• Instructions to follow: Which lines hold the word "Arbitrum"? Copy each of them from the material.

• Provided data:
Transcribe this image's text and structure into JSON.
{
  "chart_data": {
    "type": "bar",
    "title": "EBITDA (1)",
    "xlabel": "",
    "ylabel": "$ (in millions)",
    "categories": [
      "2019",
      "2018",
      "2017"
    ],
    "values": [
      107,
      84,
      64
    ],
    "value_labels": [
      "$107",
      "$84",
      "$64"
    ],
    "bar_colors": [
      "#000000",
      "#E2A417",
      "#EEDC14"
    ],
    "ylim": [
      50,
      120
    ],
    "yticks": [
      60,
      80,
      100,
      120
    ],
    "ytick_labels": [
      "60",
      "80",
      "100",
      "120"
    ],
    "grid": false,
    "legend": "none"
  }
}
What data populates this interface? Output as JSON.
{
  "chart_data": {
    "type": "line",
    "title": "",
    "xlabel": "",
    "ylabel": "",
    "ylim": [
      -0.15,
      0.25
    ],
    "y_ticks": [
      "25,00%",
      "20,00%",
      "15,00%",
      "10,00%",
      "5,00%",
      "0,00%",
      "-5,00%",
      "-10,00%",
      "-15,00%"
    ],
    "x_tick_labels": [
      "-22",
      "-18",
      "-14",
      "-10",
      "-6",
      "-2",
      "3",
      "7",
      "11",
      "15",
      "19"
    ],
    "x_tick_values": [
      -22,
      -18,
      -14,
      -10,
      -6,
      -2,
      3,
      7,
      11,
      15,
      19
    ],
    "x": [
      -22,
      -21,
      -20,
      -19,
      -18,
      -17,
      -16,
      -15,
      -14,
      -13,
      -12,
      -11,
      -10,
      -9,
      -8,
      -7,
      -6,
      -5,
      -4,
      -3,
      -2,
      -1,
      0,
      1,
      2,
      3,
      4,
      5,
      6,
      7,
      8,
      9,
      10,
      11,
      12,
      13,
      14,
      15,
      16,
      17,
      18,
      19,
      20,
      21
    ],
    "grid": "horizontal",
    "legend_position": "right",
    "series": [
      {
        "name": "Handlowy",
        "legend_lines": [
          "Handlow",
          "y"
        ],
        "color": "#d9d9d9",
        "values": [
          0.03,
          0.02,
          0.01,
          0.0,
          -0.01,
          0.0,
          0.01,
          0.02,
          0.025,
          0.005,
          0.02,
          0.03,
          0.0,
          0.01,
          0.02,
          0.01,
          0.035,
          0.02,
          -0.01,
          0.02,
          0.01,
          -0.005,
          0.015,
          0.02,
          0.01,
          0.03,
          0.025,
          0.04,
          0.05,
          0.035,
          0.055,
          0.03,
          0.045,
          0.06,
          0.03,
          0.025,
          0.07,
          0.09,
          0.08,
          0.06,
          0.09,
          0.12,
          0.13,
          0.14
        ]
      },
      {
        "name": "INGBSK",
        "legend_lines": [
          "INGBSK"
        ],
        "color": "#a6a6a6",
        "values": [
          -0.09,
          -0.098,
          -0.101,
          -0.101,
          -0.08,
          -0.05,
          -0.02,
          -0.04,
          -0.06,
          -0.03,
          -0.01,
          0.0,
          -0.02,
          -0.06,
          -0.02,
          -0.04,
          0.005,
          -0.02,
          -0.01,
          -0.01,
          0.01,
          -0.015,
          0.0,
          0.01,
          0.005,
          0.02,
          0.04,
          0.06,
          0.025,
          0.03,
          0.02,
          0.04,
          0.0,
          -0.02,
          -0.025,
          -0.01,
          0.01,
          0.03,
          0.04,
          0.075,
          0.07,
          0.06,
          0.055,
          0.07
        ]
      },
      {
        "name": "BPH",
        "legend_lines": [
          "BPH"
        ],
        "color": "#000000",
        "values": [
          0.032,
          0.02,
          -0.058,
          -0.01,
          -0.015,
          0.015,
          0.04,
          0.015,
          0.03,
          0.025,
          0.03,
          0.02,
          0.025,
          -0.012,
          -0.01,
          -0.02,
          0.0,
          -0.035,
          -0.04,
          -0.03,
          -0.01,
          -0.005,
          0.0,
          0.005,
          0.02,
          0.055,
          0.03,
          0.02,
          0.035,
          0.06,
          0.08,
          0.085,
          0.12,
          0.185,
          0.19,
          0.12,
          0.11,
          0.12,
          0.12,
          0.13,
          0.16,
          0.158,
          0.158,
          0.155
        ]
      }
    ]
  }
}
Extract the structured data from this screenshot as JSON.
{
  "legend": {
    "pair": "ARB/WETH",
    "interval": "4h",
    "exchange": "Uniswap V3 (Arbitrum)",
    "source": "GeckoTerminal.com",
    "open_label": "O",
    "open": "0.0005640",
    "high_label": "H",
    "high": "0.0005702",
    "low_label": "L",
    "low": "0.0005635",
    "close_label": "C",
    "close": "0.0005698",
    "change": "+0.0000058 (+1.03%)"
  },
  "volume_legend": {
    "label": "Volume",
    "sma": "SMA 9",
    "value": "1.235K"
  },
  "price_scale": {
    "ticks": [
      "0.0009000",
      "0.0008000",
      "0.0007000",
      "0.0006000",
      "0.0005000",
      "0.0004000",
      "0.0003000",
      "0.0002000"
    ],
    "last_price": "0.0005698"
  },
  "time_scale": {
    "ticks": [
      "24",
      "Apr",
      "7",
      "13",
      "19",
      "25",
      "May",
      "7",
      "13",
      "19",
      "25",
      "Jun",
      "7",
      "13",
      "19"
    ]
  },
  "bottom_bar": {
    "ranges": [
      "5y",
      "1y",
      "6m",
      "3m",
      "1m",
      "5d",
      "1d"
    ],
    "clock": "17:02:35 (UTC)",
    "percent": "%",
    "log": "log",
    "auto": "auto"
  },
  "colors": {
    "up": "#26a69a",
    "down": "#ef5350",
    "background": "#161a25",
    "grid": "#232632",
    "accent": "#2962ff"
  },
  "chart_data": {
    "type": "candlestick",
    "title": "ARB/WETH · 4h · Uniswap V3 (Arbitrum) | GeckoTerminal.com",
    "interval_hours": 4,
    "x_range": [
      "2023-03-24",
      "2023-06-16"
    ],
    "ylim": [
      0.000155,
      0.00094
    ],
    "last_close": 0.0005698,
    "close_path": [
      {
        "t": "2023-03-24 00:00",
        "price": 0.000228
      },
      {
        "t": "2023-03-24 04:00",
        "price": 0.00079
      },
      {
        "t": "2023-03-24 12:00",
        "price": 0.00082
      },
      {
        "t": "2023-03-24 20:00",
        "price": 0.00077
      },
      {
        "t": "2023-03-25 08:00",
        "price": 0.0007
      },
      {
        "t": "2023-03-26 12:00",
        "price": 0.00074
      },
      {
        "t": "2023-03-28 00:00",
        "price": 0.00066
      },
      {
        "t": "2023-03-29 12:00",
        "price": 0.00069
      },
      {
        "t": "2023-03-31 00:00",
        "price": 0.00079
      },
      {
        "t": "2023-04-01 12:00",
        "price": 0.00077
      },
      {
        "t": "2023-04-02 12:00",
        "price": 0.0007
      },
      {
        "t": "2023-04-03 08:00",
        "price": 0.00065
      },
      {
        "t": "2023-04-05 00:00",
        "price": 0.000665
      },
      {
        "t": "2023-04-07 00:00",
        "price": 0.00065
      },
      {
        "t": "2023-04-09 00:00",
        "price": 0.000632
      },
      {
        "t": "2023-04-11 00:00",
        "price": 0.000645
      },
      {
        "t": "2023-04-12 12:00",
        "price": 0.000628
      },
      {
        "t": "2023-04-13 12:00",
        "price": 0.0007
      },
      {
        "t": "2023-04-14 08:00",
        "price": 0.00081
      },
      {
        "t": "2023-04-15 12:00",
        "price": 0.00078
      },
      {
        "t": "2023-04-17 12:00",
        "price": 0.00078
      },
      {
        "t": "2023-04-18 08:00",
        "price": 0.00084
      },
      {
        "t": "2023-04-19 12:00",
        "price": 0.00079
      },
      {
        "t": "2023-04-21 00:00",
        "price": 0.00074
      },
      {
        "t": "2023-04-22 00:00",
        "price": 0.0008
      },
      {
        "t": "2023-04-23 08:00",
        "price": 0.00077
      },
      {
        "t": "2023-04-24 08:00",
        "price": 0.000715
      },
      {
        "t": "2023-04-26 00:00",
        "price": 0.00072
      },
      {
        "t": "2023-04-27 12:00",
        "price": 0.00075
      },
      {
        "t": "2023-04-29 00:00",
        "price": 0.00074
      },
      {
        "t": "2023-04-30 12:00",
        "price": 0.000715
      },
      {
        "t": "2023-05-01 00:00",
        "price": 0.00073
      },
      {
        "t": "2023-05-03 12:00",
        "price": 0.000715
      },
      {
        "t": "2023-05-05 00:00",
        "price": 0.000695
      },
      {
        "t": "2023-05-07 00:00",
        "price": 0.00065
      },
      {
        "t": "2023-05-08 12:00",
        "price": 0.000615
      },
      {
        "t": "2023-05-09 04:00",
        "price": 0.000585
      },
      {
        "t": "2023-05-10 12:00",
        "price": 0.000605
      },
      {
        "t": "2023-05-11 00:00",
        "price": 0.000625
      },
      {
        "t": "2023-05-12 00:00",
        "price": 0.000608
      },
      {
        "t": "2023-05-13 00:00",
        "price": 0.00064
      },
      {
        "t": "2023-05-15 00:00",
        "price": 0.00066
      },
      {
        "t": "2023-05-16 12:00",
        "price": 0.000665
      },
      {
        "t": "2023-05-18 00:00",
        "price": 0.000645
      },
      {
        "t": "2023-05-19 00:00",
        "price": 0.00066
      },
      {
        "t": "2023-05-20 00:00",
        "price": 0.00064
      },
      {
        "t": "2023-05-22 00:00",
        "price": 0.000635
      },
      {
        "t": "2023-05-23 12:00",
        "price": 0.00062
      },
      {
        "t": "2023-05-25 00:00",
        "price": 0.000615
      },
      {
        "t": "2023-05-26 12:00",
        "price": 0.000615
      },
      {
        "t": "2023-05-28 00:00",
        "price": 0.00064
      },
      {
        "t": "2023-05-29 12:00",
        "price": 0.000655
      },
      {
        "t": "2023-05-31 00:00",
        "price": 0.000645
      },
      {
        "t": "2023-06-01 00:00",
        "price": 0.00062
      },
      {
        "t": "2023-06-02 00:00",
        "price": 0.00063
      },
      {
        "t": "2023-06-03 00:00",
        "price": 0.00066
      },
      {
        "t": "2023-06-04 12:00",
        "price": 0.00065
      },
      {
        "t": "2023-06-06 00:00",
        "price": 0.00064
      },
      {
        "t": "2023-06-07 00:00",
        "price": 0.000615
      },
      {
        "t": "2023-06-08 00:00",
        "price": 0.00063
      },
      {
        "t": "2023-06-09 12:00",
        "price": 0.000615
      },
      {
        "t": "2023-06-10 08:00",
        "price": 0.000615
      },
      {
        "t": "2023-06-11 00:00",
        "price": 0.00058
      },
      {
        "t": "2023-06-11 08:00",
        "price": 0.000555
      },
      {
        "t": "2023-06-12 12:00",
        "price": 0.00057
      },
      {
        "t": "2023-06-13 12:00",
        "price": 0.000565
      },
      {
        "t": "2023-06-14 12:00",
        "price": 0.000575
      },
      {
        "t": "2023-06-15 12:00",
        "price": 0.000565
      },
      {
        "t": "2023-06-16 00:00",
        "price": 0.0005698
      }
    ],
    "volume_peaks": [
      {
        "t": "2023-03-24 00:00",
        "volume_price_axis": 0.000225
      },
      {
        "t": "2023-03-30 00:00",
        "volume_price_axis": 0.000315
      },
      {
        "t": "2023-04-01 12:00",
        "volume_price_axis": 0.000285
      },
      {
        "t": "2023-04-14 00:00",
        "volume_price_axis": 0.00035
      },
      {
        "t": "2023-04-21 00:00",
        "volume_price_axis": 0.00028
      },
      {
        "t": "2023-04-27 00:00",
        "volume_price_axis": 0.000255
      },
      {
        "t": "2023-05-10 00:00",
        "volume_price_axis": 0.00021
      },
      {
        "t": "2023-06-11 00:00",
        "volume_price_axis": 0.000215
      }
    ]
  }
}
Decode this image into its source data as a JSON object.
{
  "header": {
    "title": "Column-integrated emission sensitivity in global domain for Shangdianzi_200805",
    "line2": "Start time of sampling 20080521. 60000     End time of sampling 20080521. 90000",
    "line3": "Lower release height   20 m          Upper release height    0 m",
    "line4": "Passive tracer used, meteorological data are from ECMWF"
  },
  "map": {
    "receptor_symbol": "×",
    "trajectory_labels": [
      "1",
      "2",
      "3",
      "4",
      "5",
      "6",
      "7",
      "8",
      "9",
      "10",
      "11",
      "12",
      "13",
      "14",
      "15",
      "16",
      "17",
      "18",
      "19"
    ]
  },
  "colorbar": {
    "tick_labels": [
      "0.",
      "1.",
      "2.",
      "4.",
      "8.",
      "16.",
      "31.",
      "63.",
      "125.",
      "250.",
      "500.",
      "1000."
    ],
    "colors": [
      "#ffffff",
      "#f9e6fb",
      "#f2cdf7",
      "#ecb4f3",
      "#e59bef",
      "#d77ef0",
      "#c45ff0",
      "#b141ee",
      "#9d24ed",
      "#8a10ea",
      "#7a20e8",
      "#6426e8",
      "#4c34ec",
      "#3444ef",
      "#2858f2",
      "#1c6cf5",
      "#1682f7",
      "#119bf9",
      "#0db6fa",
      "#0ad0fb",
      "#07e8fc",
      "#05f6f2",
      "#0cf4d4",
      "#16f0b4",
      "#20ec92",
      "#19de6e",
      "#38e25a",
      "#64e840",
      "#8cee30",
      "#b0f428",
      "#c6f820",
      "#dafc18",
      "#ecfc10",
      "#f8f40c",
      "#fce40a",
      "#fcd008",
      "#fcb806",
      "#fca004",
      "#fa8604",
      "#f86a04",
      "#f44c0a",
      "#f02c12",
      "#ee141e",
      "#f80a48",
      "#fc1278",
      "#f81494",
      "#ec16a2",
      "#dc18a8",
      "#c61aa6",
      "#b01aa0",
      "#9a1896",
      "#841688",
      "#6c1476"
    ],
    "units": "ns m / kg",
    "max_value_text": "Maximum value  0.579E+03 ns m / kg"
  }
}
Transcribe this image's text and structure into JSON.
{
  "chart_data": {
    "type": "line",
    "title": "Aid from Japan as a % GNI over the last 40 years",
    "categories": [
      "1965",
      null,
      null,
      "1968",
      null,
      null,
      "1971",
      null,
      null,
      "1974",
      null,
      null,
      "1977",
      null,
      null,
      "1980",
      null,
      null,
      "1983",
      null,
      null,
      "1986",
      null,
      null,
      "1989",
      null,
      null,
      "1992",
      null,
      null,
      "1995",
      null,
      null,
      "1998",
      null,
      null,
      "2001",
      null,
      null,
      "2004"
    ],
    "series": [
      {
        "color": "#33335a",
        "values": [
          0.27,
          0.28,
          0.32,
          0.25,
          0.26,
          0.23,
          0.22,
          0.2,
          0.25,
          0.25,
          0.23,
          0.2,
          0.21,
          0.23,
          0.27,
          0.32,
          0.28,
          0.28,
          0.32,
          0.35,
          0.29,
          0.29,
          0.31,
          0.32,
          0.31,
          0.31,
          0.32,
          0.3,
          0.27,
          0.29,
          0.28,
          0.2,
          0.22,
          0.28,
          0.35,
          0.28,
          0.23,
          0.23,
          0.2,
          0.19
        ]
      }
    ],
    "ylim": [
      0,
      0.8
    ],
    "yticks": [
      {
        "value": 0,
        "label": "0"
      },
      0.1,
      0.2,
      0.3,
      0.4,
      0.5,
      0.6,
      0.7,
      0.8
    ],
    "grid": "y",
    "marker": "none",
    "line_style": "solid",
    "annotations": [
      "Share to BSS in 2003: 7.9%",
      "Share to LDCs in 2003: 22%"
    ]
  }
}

• The solution:
    "exchange": "Uniswap V3 (Arbitrum)",
    "title": "ARB/WETH · 4h · Uniswap V3 (Arbitrum) | GeckoTerminal.com",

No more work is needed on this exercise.